Thursday, January 17, 2008

ENDA: Divide and Conquer?

I have put off writing about the ENDA debate for several reasons, the primary one being that I am frustrated by much of the debate and commentary surrounding the legislation that is occurring within the LGBT community. Rather than uniting all non-heterosexuals and allies, we have let the existing transphobia outside of our community divide us.

For those not entirely familiar with the issue, I will offer a brief recap. Long story short: The US House of Represenatives introduced a federal law that would ban employment discrimination on the basis of sexual orientation. One version of the bill prohibits discrimination on the basis of sexual orientation and gender identity. And another version of the bill prohibits discrimination on the basis of sexual orientation only. The second version of the bill (the "non-inclusive" one) was created in anticipation of an eventual rejection of a non-discrimination bill that included protections for transgender persons. The US House passed this version of ENDA.

That Rep. Barney Frank (who is openly gay), created a "non-inclusive" version of ENDA created much controversy within the LGBT community.

....

-- GIVEN PROBLEM --
Please continue the commentary on the ENDA debate above, starting right after its last sentence.

....

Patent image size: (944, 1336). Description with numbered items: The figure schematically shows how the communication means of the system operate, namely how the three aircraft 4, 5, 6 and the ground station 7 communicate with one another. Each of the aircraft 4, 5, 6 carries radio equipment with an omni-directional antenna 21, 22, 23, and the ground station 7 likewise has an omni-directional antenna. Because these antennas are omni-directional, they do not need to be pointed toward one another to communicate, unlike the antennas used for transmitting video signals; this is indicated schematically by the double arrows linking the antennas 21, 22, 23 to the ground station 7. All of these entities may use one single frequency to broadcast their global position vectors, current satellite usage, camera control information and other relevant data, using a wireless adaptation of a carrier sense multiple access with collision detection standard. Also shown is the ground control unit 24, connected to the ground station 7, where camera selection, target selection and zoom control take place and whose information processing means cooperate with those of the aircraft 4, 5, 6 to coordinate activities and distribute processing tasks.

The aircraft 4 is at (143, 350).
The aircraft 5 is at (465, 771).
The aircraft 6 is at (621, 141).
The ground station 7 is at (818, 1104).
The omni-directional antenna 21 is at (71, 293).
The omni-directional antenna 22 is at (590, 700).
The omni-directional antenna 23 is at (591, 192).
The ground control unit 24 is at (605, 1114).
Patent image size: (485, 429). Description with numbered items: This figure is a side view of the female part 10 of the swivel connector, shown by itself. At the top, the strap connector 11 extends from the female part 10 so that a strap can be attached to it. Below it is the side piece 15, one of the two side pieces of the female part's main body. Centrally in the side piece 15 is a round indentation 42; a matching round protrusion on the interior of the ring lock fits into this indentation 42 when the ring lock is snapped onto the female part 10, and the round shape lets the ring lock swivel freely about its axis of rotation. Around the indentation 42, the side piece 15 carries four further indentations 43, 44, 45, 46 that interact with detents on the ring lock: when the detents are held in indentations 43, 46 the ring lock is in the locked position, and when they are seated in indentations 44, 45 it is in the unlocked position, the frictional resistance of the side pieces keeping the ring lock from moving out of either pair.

....

-- RESPONSE --
The Wikipedia entry on ENDA sums it up well:

"An important part of the controversy is whether it is better to move forward to pass a bill now that protects the majority of GLBT people, and to try to enact a bill on gender identity protection in the future, or whether it is better to move forward with an inclusive bill and to use it to educate members of Congress and their constituents, even though the bill may not pass."


Here is some of the commentary surrounding the issue...

The National Gay and Lesbian Task Force said:

"[W]ith no consultation with the community, members of Congress announced that they had decided to rush a new version of the Employment Non-Discrimination Act (ENDA) that does not include gender identity to a vote in the House of Representatives.... This would not only deny protections to transgender people, but also fail to protect lesbian, gay and bisexual people who do not conform to other people’s expectations (such as “effeminate” men and “masculine” women)."


PFLAG said,

"As a member of Parents, Families and Friends of Lesbians and Gays, we will only support the original version of ENDA that includes both sexual orientation and gender identity. We oppose any version that does not have protections for all the members of our families- gay, lesbian, bisexual, and transgender."


The Human Rights Campaign, who supported a "non-inclusive" ENDA:

"While HRC was disappointed that HR 3685 did not include protections for transgender Americans, it believes the successful passage of Congressman Frank’s bill is a step forward for all Americans, and that it paves the way for additional progress to outlaw workplace discrimination based on gender identity."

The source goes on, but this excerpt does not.